- Data extract

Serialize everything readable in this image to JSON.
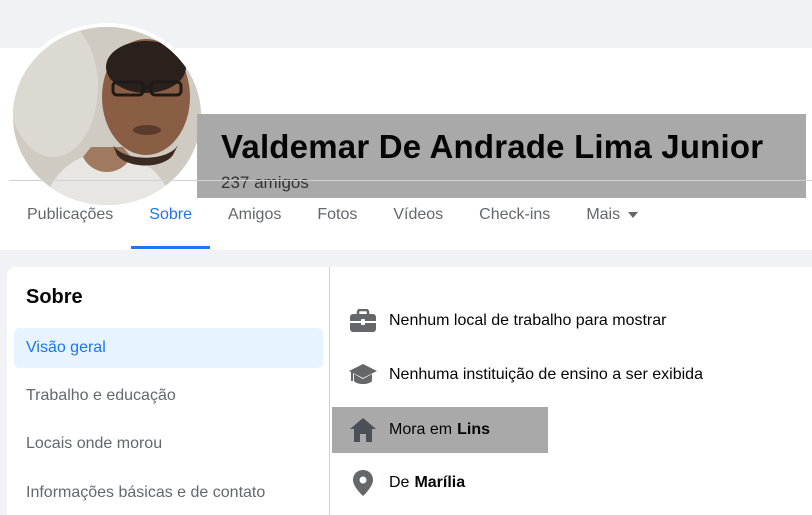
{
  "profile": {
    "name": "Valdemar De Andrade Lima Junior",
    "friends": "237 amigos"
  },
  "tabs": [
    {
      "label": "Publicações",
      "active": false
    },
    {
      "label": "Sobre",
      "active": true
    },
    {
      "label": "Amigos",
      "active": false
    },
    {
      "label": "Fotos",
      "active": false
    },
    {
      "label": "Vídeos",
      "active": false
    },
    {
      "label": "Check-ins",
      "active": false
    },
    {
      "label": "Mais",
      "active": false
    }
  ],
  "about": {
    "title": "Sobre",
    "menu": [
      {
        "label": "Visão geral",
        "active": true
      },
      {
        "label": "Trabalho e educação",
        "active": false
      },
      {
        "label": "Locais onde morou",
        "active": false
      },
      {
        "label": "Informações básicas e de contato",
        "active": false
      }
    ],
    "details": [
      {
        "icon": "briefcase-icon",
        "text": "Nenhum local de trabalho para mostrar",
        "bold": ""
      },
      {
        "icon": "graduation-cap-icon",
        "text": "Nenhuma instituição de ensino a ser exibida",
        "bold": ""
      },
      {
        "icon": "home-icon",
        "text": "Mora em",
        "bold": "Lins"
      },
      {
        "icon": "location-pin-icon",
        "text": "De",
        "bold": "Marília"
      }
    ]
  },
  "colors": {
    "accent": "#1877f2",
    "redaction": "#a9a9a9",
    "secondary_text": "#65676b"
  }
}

- Problem requirements
Write out the listing word for word, omitting the pictures it holds.

- Answer in full
Serialize everything readable in this image to JSON.
{
  "profile": {
    "name": "Valdemar De Andrade Lima Junior",
    "friends": "237 amigos"
  },
  "tabs": [
    {
      "label": "Publicações",
      "active": false
    },
    {
      "label": "Sobre",
      "active": true
    },
    {
      "label": "Amigos",
      "active": false
    },
    {
      "label": "Fotos",
      "active": false
    },
    {
      "label": "Vídeos",
      "active": false
    },
    {
      "label": "Check-ins",
      "active": false
    },
    {
      "label": "Mais",
      "active": false
    }
  ],
  "about": {
    "title": "Sobre",
    "menu": [
      {
        "label": "Visão geral",
        "active": true
      },
      {
        "label": "Trabalho e educação",
        "active": false
      },
      {
        "label": "Locais onde morou",
        "active": false
      },
      {
        "label": "Informações básicas e de contato",
        "active": false
      }
    ],
    "details": [
      {
        "icon": "briefcase-icon",
        "text": "Nenhum local de trabalho para mostrar",
        "bold": ""
      },
      {
        "icon": "graduation-cap-icon",
        "text": "Nenhuma instituição de ensino a ser exibida",
        "bold": ""
      },
      {
        "icon": "home-icon",
        "text": "Mora em",
        "bold": "Lins"
      },
      {
        "icon": "location-pin-icon",
        "text": "De",
        "bold": "Marília"
      }
    ]
  },
  "colors": {
    "accent": "#1877f2",
    "redaction": "#a9a9a9",
    "secondary_text": "#65676b"
  }
}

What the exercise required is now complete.